TO DO: Check each line of the data for "this" and select those that have it.

**********

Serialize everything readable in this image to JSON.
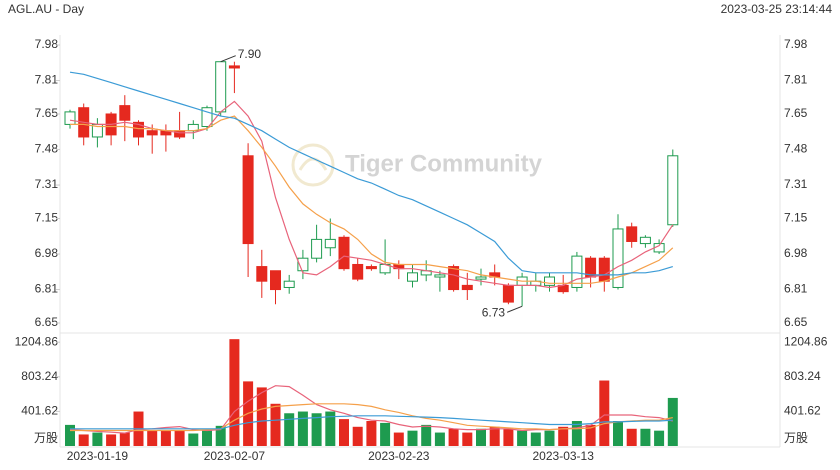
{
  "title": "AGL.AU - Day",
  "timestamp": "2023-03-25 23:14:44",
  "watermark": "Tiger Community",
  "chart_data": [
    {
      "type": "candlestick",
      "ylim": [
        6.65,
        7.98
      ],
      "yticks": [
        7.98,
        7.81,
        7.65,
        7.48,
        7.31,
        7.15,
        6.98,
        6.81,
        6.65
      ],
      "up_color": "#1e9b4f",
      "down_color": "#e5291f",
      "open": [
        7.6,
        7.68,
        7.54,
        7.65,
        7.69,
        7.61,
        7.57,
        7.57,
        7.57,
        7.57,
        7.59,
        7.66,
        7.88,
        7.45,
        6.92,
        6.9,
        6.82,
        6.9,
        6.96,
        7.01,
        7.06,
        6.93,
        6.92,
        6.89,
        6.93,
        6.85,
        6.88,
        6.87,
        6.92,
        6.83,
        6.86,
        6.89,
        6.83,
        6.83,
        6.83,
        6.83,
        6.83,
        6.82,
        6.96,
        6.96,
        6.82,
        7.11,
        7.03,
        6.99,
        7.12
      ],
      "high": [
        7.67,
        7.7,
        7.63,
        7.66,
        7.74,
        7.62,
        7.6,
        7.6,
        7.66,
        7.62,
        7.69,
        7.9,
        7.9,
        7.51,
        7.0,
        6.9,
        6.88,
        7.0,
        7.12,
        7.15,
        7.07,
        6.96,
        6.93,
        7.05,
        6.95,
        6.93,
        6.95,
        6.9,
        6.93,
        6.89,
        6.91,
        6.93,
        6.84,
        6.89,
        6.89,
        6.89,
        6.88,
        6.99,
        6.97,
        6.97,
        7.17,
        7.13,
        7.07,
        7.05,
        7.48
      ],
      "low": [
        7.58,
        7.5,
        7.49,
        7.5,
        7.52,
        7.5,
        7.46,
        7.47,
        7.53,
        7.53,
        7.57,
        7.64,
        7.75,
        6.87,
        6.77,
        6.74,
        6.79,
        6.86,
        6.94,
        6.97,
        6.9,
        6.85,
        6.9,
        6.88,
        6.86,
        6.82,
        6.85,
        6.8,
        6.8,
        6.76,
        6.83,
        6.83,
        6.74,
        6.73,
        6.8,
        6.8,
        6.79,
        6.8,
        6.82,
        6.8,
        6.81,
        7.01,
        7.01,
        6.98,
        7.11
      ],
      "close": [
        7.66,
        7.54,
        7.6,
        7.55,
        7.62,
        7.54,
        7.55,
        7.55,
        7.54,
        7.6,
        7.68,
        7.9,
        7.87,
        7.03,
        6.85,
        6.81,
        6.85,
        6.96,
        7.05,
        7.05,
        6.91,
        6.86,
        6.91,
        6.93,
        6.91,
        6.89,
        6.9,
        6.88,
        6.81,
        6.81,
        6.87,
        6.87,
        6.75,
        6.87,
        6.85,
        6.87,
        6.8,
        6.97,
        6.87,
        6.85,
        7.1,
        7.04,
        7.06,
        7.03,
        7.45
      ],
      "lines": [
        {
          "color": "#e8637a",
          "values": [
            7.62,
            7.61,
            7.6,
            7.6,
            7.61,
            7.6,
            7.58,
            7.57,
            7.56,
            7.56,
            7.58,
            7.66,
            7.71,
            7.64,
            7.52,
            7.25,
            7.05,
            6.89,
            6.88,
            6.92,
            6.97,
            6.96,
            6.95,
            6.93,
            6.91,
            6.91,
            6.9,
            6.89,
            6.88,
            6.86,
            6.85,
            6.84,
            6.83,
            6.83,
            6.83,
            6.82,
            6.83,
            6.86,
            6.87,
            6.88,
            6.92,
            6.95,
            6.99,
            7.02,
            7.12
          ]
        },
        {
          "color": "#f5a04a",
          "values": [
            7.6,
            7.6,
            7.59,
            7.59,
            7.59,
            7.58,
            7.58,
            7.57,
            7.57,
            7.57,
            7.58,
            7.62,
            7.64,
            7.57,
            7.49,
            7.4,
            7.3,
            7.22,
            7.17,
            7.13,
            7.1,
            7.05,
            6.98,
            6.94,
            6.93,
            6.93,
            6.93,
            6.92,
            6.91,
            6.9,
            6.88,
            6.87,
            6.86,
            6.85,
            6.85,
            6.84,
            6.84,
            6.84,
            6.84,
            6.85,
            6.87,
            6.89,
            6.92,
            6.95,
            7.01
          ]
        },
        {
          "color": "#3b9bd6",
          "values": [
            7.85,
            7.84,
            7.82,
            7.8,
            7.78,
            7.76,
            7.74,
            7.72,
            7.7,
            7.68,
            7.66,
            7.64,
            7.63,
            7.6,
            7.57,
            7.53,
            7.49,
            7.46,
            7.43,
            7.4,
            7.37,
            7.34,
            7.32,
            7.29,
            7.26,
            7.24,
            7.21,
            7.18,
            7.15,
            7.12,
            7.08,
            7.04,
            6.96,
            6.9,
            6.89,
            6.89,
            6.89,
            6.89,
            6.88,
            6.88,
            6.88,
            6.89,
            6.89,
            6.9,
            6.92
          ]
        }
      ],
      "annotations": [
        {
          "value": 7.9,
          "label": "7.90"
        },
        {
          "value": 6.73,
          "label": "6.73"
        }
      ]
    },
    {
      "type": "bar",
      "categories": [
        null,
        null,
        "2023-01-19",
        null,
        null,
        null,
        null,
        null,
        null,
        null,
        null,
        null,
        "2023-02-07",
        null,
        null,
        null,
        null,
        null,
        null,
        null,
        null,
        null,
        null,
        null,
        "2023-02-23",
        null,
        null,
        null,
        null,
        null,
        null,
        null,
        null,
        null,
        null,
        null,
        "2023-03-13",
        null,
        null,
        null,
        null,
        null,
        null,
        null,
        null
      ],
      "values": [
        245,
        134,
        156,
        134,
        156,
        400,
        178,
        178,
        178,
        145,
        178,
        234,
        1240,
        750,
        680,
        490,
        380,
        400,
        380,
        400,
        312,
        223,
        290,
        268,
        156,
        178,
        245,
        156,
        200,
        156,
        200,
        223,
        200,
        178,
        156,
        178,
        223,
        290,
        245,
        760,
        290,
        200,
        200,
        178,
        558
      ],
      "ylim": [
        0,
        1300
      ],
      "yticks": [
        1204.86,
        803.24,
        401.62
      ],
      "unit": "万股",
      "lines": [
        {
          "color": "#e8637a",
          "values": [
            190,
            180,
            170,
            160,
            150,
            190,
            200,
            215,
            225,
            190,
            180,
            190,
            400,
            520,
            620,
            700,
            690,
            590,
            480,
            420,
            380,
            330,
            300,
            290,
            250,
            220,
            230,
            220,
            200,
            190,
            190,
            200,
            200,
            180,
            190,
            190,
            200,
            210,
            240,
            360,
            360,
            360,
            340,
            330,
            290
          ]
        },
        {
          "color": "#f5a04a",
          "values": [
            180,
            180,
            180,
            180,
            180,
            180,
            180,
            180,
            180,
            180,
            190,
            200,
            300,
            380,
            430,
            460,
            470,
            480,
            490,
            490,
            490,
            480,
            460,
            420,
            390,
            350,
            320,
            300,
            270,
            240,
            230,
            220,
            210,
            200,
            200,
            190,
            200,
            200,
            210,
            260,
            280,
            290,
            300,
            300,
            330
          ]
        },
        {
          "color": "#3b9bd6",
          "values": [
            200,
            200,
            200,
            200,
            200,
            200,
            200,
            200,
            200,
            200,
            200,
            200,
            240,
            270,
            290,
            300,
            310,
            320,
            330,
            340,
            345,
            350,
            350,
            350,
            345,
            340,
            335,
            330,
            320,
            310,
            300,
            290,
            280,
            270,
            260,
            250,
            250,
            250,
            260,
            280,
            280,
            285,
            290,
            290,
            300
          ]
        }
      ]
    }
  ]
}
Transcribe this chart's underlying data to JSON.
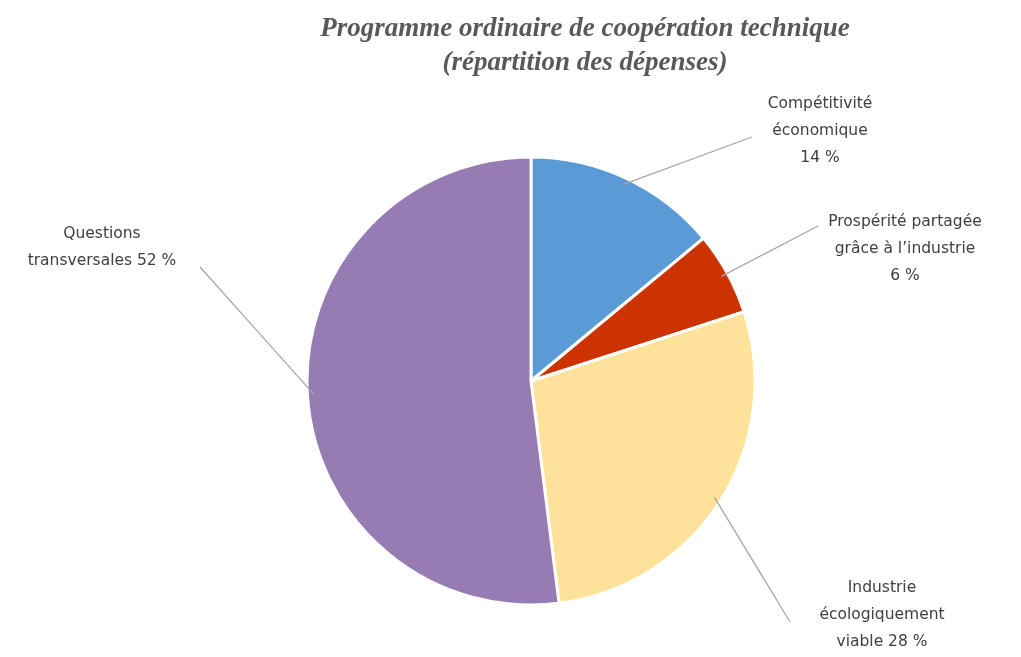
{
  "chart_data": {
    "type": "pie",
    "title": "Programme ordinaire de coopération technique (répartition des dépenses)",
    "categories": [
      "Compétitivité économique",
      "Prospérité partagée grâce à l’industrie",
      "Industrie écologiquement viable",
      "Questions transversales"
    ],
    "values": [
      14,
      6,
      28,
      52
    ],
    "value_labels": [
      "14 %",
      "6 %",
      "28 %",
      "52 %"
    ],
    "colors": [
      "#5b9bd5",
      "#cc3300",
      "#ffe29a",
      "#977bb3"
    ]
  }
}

**********

CORRECT OUTPUT:
Serialize everything readable in this image to JSON.
Transcribe this chart's underlying data to JSON.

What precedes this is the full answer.